Input material:
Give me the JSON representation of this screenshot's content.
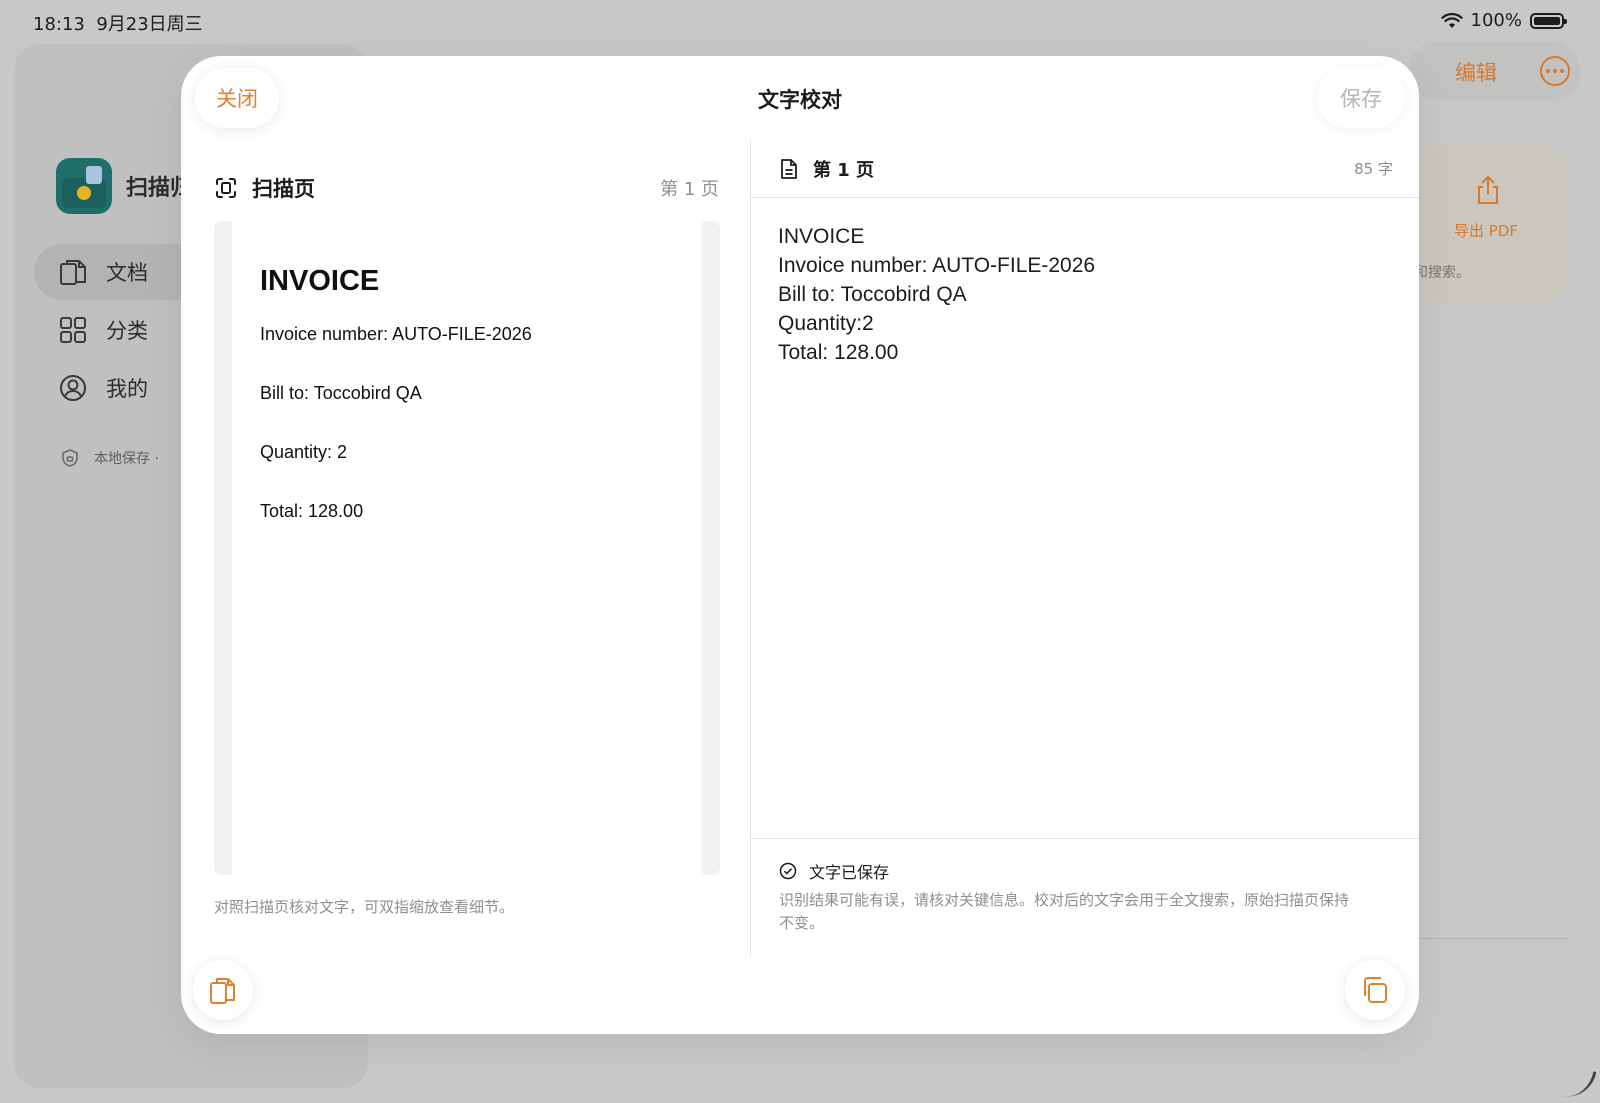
{
  "status": {
    "time": "18:13",
    "date": "9月23日周三",
    "battery": "100%",
    "icons": [
      "wifi-icon",
      "battery-icon"
    ]
  },
  "background": {
    "app_name": "扫描归",
    "nav": [
      {
        "label": "文档",
        "icon": "documents-icon",
        "active": true
      },
      {
        "label": "分类",
        "icon": "grid-icon",
        "active": false
      },
      {
        "label": "我的",
        "icon": "person-icon",
        "active": false
      }
    ],
    "local_note": "本地保存 ·",
    "edit_label": "编辑",
    "export_label": "导出 PDF",
    "search_note": "和搜索。"
  },
  "sheet": {
    "close_label": "关闭",
    "title": "文字校对",
    "save_label": "保存",
    "left": {
      "header_title": "扫描页",
      "page_label": "第 1 页",
      "scan": {
        "title": "INVOICE",
        "lines": [
          "Invoice number: AUTO-FILE-2026",
          "Bill to: Toccobird QA",
          "Quantity: 2",
          "Total: 128.00"
        ]
      },
      "hint": "对照扫描页核对文字，可双指缩放查看细节。"
    },
    "right": {
      "header_title": "第 1 页",
      "char_count": "85 字",
      "text": "INVOICE\nInvoice number: AUTO-FILE-2026\nBill to: Toccobird QA\nQuantity:2\nTotal: 128.00",
      "saved_label": "文字已保存",
      "description": "识别结果可能有误，请核对关键信息。校对后的文字会用于全文搜索，原始扫描页保持不变。"
    }
  },
  "colors": {
    "accent": "#e0822d",
    "muted": "#8e8e93",
    "disabled": "#b6b6b6"
  }
}
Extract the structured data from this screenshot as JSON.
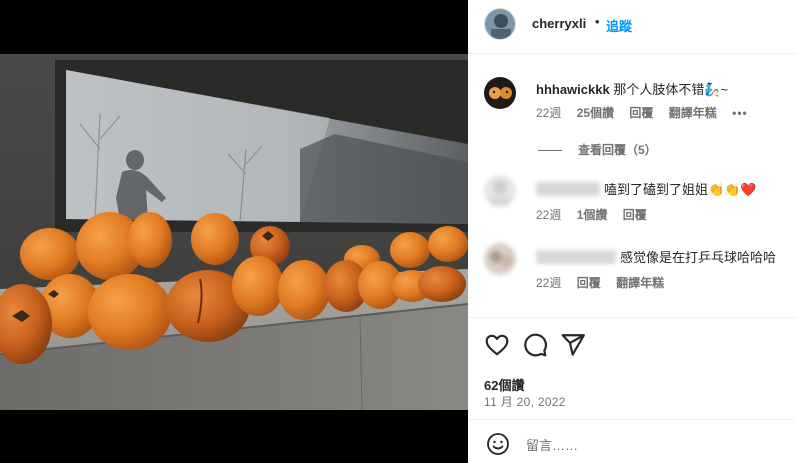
{
  "post": {
    "username": "cherryxli",
    "separator": "•",
    "follow_label": "追蹤"
  },
  "comments": [
    {
      "username": "hhhawickkk",
      "text": "那个人肢体不错🧞~",
      "meta": {
        "time": "22週",
        "likes": "25個讚",
        "reply": "回覆",
        "translate": "翻譯年糕"
      },
      "more_icon": "ellipsis-icon",
      "view_replies": "查看回覆（5）"
    },
    {
      "username_blurred": true,
      "text": "嗑到了磕到了姐姐👏👏❤️",
      "meta": {
        "time": "22週",
        "likes": "1個讚",
        "reply": "回覆"
      }
    },
    {
      "username_blurred": true,
      "text": "感觉像是在打乒乓球哈哈哈",
      "meta": {
        "time": "22週",
        "reply": "回覆",
        "translate": "翻譯年糕"
      }
    }
  ],
  "actions": {
    "like_icon": "heart-icon",
    "comment_icon": "comment-icon",
    "share_icon": "share-icon"
  },
  "likes_count": "62個讚",
  "date": "11 月 20, 2022",
  "compose": {
    "emoji_icon": "smiley-icon",
    "placeholder": "留言……"
  },
  "colors": {
    "link_blue": "#0095f6",
    "text": "#262626",
    "secondary": "#737373",
    "heart_red": "#ed4956"
  }
}
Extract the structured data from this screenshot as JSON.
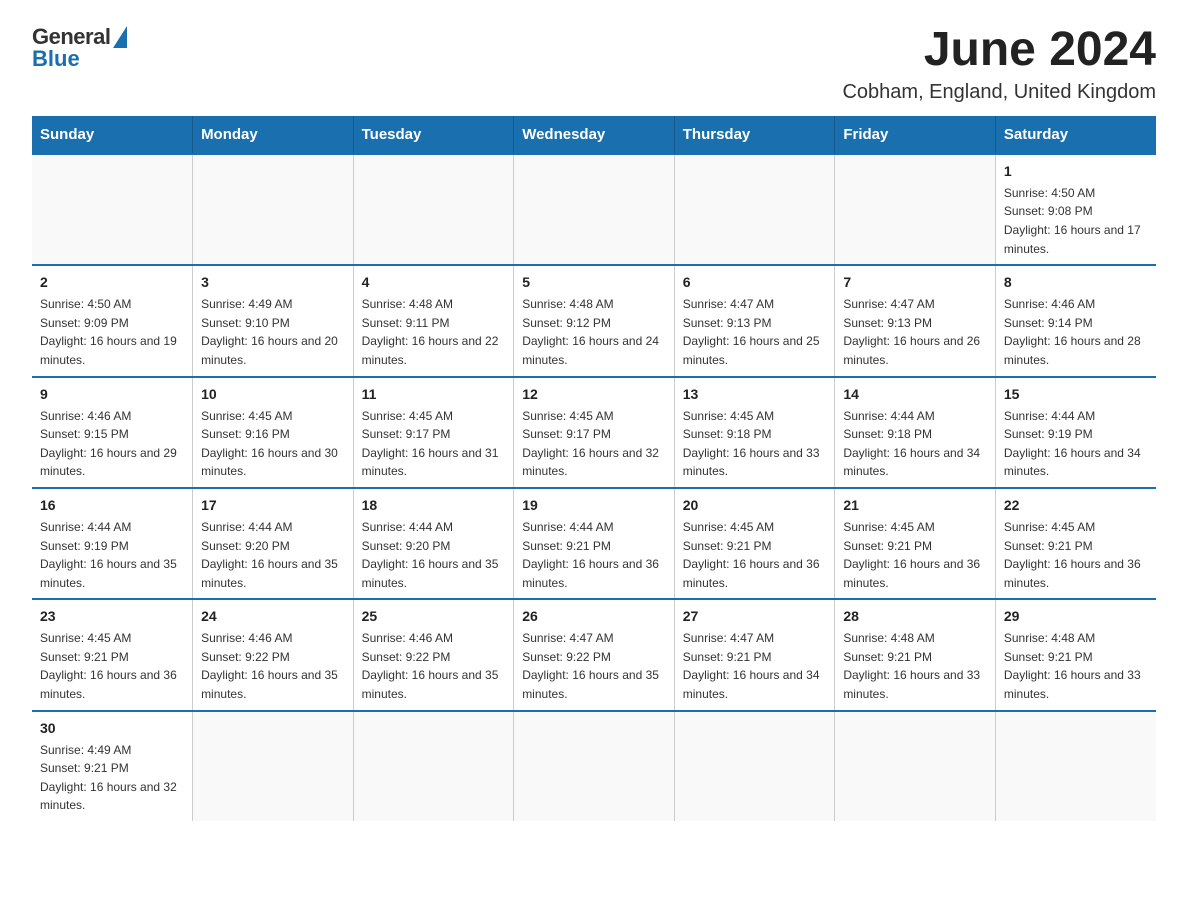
{
  "logo": {
    "general": "General",
    "blue": "Blue"
  },
  "header": {
    "month_title": "June 2024",
    "location": "Cobham, England, United Kingdom"
  },
  "days_of_week": [
    "Sunday",
    "Monday",
    "Tuesday",
    "Wednesday",
    "Thursday",
    "Friday",
    "Saturday"
  ],
  "weeks": [
    [
      {
        "day": "",
        "sunrise": "",
        "sunset": "",
        "daylight": ""
      },
      {
        "day": "",
        "sunrise": "",
        "sunset": "",
        "daylight": ""
      },
      {
        "day": "",
        "sunrise": "",
        "sunset": "",
        "daylight": ""
      },
      {
        "day": "",
        "sunrise": "",
        "sunset": "",
        "daylight": ""
      },
      {
        "day": "",
        "sunrise": "",
        "sunset": "",
        "daylight": ""
      },
      {
        "day": "",
        "sunrise": "",
        "sunset": "",
        "daylight": ""
      },
      {
        "day": "1",
        "sunrise": "Sunrise: 4:50 AM",
        "sunset": "Sunset: 9:08 PM",
        "daylight": "Daylight: 16 hours and 17 minutes."
      }
    ],
    [
      {
        "day": "2",
        "sunrise": "Sunrise: 4:50 AM",
        "sunset": "Sunset: 9:09 PM",
        "daylight": "Daylight: 16 hours and 19 minutes."
      },
      {
        "day": "3",
        "sunrise": "Sunrise: 4:49 AM",
        "sunset": "Sunset: 9:10 PM",
        "daylight": "Daylight: 16 hours and 20 minutes."
      },
      {
        "day": "4",
        "sunrise": "Sunrise: 4:48 AM",
        "sunset": "Sunset: 9:11 PM",
        "daylight": "Daylight: 16 hours and 22 minutes."
      },
      {
        "day": "5",
        "sunrise": "Sunrise: 4:48 AM",
        "sunset": "Sunset: 9:12 PM",
        "daylight": "Daylight: 16 hours and 24 minutes."
      },
      {
        "day": "6",
        "sunrise": "Sunrise: 4:47 AM",
        "sunset": "Sunset: 9:13 PM",
        "daylight": "Daylight: 16 hours and 25 minutes."
      },
      {
        "day": "7",
        "sunrise": "Sunrise: 4:47 AM",
        "sunset": "Sunset: 9:13 PM",
        "daylight": "Daylight: 16 hours and 26 minutes."
      },
      {
        "day": "8",
        "sunrise": "Sunrise: 4:46 AM",
        "sunset": "Sunset: 9:14 PM",
        "daylight": "Daylight: 16 hours and 28 minutes."
      }
    ],
    [
      {
        "day": "9",
        "sunrise": "Sunrise: 4:46 AM",
        "sunset": "Sunset: 9:15 PM",
        "daylight": "Daylight: 16 hours and 29 minutes."
      },
      {
        "day": "10",
        "sunrise": "Sunrise: 4:45 AM",
        "sunset": "Sunset: 9:16 PM",
        "daylight": "Daylight: 16 hours and 30 minutes."
      },
      {
        "day": "11",
        "sunrise": "Sunrise: 4:45 AM",
        "sunset": "Sunset: 9:17 PM",
        "daylight": "Daylight: 16 hours and 31 minutes."
      },
      {
        "day": "12",
        "sunrise": "Sunrise: 4:45 AM",
        "sunset": "Sunset: 9:17 PM",
        "daylight": "Daylight: 16 hours and 32 minutes."
      },
      {
        "day": "13",
        "sunrise": "Sunrise: 4:45 AM",
        "sunset": "Sunset: 9:18 PM",
        "daylight": "Daylight: 16 hours and 33 minutes."
      },
      {
        "day": "14",
        "sunrise": "Sunrise: 4:44 AM",
        "sunset": "Sunset: 9:18 PM",
        "daylight": "Daylight: 16 hours and 34 minutes."
      },
      {
        "day": "15",
        "sunrise": "Sunrise: 4:44 AM",
        "sunset": "Sunset: 9:19 PM",
        "daylight": "Daylight: 16 hours and 34 minutes."
      }
    ],
    [
      {
        "day": "16",
        "sunrise": "Sunrise: 4:44 AM",
        "sunset": "Sunset: 9:19 PM",
        "daylight": "Daylight: 16 hours and 35 minutes."
      },
      {
        "day": "17",
        "sunrise": "Sunrise: 4:44 AM",
        "sunset": "Sunset: 9:20 PM",
        "daylight": "Daylight: 16 hours and 35 minutes."
      },
      {
        "day": "18",
        "sunrise": "Sunrise: 4:44 AM",
        "sunset": "Sunset: 9:20 PM",
        "daylight": "Daylight: 16 hours and 35 minutes."
      },
      {
        "day": "19",
        "sunrise": "Sunrise: 4:44 AM",
        "sunset": "Sunset: 9:21 PM",
        "daylight": "Daylight: 16 hours and 36 minutes."
      },
      {
        "day": "20",
        "sunrise": "Sunrise: 4:45 AM",
        "sunset": "Sunset: 9:21 PM",
        "daylight": "Daylight: 16 hours and 36 minutes."
      },
      {
        "day": "21",
        "sunrise": "Sunrise: 4:45 AM",
        "sunset": "Sunset: 9:21 PM",
        "daylight": "Daylight: 16 hours and 36 minutes."
      },
      {
        "day": "22",
        "sunrise": "Sunrise: 4:45 AM",
        "sunset": "Sunset: 9:21 PM",
        "daylight": "Daylight: 16 hours and 36 minutes."
      }
    ],
    [
      {
        "day": "23",
        "sunrise": "Sunrise: 4:45 AM",
        "sunset": "Sunset: 9:21 PM",
        "daylight": "Daylight: 16 hours and 36 minutes."
      },
      {
        "day": "24",
        "sunrise": "Sunrise: 4:46 AM",
        "sunset": "Sunset: 9:22 PM",
        "daylight": "Daylight: 16 hours and 35 minutes."
      },
      {
        "day": "25",
        "sunrise": "Sunrise: 4:46 AM",
        "sunset": "Sunset: 9:22 PM",
        "daylight": "Daylight: 16 hours and 35 minutes."
      },
      {
        "day": "26",
        "sunrise": "Sunrise: 4:47 AM",
        "sunset": "Sunset: 9:22 PM",
        "daylight": "Daylight: 16 hours and 35 minutes."
      },
      {
        "day": "27",
        "sunrise": "Sunrise: 4:47 AM",
        "sunset": "Sunset: 9:21 PM",
        "daylight": "Daylight: 16 hours and 34 minutes."
      },
      {
        "day": "28",
        "sunrise": "Sunrise: 4:48 AM",
        "sunset": "Sunset: 9:21 PM",
        "daylight": "Daylight: 16 hours and 33 minutes."
      },
      {
        "day": "29",
        "sunrise": "Sunrise: 4:48 AM",
        "sunset": "Sunset: 9:21 PM",
        "daylight": "Daylight: 16 hours and 33 minutes."
      }
    ],
    [
      {
        "day": "30",
        "sunrise": "Sunrise: 4:49 AM",
        "sunset": "Sunset: 9:21 PM",
        "daylight": "Daylight: 16 hours and 32 minutes."
      },
      {
        "day": "",
        "sunrise": "",
        "sunset": "",
        "daylight": ""
      },
      {
        "day": "",
        "sunrise": "",
        "sunset": "",
        "daylight": ""
      },
      {
        "day": "",
        "sunrise": "",
        "sunset": "",
        "daylight": ""
      },
      {
        "day": "",
        "sunrise": "",
        "sunset": "",
        "daylight": ""
      },
      {
        "day": "",
        "sunrise": "",
        "sunset": "",
        "daylight": ""
      },
      {
        "day": "",
        "sunrise": "",
        "sunset": "",
        "daylight": ""
      }
    ]
  ],
  "colors": {
    "header_bg": "#1a6faf",
    "border": "#1a6faf"
  }
}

Goal of the exercise: From the entries above, copy every line that holds the word "number".

Solution to this task:
          "Invoice number: AUTO-FILE-2026",
      "text": "INVOICE\nInvoice number: AUTO-FILE-2026\nBill to: Toccobird QA\nQuantity:2\nTotal: 128.00",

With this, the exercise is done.